═════ EXERCISE INPUT
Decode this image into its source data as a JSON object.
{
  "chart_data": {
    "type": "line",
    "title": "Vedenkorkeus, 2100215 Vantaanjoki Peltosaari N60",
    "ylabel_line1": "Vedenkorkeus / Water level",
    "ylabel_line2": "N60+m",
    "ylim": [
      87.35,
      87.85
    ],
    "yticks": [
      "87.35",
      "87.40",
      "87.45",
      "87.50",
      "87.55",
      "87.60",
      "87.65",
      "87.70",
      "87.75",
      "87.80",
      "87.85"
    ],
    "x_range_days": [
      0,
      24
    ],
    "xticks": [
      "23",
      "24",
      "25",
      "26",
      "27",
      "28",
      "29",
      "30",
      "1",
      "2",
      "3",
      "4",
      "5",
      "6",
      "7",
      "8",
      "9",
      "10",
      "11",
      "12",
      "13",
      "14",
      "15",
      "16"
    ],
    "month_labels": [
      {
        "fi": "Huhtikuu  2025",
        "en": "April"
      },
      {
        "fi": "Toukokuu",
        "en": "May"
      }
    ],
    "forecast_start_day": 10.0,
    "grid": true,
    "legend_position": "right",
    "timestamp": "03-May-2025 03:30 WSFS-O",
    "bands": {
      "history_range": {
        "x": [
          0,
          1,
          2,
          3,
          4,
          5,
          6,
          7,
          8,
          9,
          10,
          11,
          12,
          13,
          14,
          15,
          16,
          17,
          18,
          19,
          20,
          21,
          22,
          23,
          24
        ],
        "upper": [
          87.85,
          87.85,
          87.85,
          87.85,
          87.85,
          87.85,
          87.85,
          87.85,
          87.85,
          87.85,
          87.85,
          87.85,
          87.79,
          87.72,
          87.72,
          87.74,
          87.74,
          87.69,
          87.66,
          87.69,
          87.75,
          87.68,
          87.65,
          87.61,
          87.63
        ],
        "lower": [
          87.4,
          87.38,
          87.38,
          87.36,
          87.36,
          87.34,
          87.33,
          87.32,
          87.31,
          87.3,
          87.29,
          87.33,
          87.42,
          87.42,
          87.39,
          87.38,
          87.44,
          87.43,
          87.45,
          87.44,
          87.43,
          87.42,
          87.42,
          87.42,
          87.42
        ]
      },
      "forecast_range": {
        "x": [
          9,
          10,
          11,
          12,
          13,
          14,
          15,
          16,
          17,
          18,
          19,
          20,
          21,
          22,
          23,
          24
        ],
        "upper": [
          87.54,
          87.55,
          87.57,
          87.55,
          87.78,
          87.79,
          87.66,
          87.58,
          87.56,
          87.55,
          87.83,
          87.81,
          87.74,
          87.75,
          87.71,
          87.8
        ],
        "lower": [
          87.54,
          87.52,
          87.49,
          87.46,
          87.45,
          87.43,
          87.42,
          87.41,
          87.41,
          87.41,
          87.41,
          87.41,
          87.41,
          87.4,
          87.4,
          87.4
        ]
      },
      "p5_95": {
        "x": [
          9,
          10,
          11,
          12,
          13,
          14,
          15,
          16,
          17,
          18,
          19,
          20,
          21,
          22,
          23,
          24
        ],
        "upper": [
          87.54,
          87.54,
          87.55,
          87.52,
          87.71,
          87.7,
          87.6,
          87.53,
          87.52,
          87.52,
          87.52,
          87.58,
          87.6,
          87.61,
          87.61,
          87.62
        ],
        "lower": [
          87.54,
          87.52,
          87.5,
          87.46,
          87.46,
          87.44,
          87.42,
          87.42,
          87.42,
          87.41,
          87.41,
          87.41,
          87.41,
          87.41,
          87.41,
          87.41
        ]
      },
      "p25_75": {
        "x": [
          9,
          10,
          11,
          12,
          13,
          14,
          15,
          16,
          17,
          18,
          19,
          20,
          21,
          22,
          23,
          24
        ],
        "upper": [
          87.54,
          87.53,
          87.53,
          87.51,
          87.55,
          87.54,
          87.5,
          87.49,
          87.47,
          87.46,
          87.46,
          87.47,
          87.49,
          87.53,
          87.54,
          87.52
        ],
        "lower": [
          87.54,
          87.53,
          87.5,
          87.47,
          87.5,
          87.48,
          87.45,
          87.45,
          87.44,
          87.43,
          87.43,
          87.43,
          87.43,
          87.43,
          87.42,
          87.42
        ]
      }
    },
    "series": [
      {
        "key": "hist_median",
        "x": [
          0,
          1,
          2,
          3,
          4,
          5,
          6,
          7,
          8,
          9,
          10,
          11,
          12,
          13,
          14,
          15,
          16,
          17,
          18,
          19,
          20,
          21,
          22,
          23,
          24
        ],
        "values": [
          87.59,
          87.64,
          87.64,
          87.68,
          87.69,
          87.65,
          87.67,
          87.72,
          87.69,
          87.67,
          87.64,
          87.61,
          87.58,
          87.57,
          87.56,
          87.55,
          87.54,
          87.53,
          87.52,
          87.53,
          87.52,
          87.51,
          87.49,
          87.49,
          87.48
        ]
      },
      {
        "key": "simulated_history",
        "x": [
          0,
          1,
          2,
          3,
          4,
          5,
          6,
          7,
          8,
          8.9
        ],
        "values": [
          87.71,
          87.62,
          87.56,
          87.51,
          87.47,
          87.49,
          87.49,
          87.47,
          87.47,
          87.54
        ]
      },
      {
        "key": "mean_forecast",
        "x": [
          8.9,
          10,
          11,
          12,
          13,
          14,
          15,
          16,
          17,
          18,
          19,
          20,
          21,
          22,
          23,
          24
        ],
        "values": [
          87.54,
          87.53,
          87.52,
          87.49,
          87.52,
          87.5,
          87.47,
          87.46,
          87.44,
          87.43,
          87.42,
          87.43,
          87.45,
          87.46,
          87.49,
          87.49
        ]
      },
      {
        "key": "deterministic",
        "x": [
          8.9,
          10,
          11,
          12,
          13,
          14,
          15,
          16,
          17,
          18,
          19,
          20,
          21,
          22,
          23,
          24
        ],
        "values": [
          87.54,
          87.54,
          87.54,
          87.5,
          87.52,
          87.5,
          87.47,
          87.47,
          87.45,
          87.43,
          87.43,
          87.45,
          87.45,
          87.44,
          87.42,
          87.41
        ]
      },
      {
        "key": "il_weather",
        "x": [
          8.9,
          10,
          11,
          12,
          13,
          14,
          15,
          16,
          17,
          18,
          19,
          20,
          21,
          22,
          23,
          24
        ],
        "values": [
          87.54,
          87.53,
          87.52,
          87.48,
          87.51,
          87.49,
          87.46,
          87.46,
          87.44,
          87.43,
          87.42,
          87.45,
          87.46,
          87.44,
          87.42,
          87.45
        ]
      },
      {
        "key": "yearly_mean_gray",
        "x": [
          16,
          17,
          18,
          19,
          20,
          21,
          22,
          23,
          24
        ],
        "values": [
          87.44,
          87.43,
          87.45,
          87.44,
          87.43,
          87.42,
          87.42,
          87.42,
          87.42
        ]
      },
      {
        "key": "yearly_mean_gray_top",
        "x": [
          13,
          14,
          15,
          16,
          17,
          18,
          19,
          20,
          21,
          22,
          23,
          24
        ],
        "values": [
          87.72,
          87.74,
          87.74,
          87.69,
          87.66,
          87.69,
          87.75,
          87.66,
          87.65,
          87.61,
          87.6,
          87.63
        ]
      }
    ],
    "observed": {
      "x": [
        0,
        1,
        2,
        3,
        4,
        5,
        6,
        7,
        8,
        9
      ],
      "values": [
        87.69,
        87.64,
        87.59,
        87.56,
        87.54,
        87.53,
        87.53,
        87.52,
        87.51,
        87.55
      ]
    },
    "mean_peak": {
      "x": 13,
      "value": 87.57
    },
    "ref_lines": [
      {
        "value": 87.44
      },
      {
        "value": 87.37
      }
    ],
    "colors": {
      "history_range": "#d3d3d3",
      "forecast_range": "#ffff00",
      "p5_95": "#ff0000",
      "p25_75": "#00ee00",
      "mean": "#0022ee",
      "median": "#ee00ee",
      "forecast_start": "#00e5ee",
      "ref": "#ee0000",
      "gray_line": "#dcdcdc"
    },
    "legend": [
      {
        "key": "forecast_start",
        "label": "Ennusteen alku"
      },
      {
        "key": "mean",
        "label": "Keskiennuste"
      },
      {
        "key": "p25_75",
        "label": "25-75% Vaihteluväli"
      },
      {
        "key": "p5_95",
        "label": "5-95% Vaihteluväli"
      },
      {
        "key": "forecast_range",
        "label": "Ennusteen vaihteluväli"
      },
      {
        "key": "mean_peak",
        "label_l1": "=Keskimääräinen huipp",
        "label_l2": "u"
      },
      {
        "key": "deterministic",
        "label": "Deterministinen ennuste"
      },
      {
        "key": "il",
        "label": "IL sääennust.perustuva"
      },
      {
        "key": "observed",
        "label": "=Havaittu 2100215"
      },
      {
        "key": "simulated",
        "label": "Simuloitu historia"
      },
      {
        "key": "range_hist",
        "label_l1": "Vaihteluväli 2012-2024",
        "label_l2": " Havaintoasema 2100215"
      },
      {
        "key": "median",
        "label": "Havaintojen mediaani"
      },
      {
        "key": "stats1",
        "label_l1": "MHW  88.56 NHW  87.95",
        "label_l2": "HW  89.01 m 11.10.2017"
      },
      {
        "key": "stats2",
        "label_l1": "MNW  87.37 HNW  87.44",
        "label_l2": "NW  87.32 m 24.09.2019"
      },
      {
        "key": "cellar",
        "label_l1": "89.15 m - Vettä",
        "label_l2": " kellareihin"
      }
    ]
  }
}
══════════
→ EXERCISE DESCRIPTION:
Copy each line of the records containing the string "Ennusteen".

→ RESPONSE FOR THIS EXERCISE:
        "label": "Ennusteen alku"
        "label": "Ennusteen vaihteluväli"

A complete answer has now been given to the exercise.